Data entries
------------------------------------------------

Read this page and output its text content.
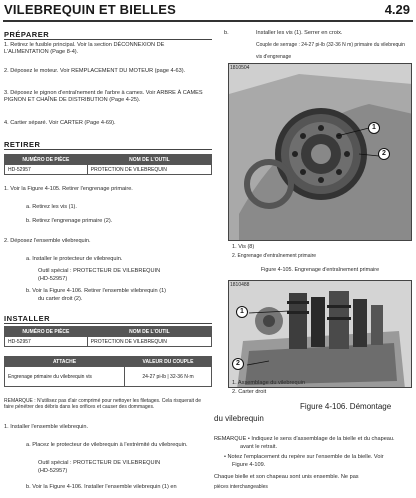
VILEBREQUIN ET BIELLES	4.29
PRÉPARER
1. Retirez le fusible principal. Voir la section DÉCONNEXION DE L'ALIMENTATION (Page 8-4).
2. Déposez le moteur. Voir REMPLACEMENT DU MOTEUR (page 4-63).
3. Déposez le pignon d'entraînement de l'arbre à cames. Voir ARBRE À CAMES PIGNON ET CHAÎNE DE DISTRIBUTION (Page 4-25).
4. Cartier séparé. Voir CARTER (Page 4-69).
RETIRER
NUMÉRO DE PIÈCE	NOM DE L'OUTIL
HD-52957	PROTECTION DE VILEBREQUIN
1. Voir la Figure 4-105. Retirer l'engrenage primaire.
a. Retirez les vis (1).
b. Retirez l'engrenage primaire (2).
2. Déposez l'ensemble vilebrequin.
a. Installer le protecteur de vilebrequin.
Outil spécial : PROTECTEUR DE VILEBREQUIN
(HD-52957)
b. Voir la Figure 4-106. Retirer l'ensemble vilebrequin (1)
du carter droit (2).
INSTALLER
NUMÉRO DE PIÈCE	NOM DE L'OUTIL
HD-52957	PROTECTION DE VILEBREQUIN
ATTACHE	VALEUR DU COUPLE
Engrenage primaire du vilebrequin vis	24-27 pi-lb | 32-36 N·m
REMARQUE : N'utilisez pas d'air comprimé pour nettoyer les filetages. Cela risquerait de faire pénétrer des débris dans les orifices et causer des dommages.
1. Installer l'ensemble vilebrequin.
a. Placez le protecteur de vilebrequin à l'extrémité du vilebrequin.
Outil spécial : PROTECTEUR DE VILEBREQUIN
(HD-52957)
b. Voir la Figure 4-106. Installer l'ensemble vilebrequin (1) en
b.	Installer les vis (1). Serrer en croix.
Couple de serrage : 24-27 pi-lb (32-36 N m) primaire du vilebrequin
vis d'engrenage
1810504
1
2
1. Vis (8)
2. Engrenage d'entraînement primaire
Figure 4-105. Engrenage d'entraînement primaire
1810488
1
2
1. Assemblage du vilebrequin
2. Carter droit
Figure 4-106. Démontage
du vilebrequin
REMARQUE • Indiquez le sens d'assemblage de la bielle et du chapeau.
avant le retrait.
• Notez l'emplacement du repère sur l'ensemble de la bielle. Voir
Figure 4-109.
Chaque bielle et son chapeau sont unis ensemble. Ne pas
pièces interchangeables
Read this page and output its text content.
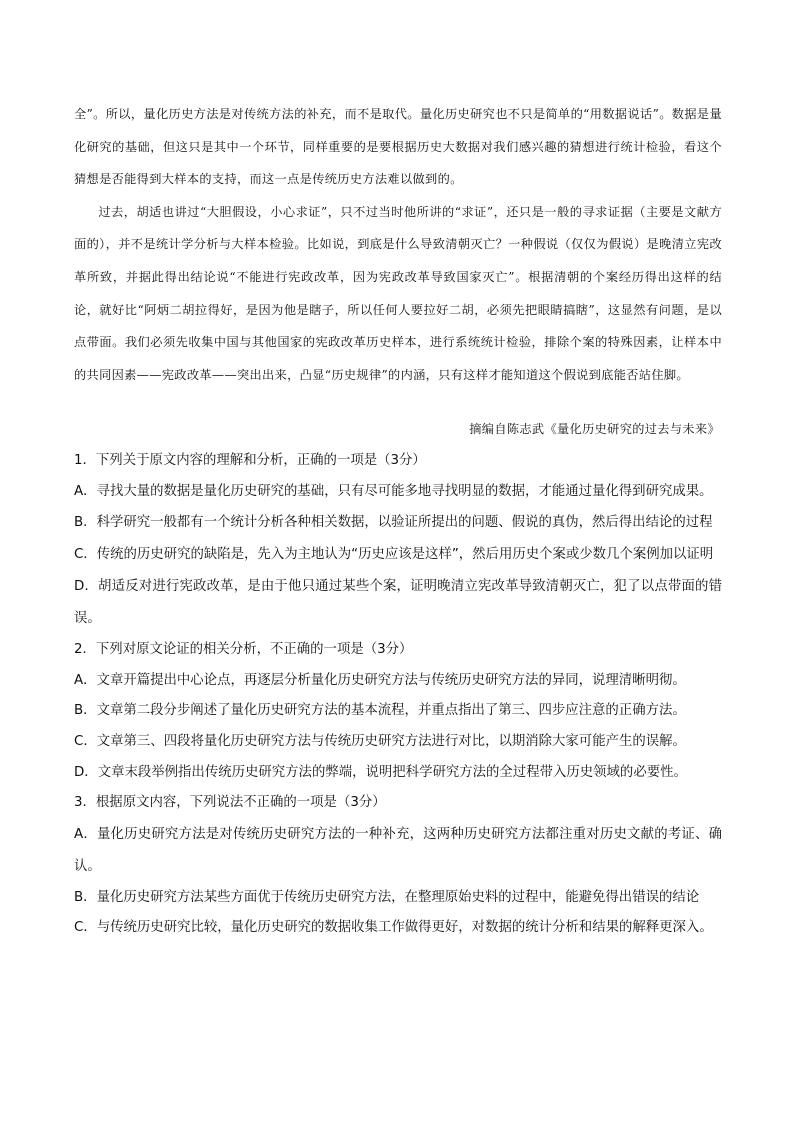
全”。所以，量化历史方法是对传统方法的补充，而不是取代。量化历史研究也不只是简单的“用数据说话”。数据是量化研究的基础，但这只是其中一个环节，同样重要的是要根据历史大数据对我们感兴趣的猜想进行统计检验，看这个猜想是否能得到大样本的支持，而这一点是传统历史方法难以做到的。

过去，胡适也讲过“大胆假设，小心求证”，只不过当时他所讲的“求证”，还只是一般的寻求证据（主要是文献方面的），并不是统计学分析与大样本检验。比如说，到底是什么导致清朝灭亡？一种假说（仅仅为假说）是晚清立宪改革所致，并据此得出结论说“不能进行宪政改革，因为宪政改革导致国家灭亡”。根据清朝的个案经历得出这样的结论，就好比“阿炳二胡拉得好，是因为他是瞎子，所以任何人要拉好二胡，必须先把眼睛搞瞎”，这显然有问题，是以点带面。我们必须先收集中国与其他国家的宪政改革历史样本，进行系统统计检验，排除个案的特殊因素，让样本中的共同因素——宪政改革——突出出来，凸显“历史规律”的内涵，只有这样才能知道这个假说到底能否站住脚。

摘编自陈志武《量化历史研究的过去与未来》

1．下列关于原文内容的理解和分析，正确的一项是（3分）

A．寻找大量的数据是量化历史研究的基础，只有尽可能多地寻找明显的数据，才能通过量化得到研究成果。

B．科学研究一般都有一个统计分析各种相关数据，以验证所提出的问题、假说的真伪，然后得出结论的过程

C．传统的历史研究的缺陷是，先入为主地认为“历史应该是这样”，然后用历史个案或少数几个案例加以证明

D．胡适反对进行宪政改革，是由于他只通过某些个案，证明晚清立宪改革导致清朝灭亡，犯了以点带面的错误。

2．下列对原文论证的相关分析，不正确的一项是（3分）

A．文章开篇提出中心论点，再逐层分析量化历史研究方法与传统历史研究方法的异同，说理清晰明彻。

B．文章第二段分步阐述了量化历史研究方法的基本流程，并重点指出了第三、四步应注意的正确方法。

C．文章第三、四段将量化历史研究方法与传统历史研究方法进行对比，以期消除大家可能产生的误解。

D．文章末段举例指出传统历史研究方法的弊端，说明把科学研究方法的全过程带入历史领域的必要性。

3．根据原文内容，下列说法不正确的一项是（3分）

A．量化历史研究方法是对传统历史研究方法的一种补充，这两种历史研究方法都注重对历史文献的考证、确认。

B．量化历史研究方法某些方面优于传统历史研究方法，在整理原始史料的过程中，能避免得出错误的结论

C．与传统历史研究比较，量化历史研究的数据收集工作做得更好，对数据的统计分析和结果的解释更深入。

------------------------------------------------

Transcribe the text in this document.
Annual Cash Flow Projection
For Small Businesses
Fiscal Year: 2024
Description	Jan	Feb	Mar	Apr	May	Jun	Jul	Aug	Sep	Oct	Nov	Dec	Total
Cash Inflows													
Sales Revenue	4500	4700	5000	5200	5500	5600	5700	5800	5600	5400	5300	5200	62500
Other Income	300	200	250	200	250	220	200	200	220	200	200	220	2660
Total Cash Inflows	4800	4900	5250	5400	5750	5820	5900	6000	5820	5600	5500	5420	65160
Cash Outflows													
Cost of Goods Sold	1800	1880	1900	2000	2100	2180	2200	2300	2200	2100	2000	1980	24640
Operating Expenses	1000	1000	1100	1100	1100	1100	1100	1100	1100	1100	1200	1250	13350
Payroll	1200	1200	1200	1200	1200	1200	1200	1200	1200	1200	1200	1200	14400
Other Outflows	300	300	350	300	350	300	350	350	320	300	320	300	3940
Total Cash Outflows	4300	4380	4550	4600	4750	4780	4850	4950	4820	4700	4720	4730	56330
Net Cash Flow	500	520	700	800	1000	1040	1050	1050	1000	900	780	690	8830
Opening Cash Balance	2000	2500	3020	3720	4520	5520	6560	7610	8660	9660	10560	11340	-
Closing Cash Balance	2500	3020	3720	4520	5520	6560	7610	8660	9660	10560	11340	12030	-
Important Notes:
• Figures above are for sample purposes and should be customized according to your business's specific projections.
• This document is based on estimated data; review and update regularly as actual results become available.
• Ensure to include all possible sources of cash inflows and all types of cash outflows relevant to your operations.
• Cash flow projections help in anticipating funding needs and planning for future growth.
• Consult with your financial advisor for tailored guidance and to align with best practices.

------------------------------------------------

→ WORK TO COMPLETE
Go over the records above and tally the lines with the word "Retirez" in them. Give the number alone.

→ TASK SOLUTION
3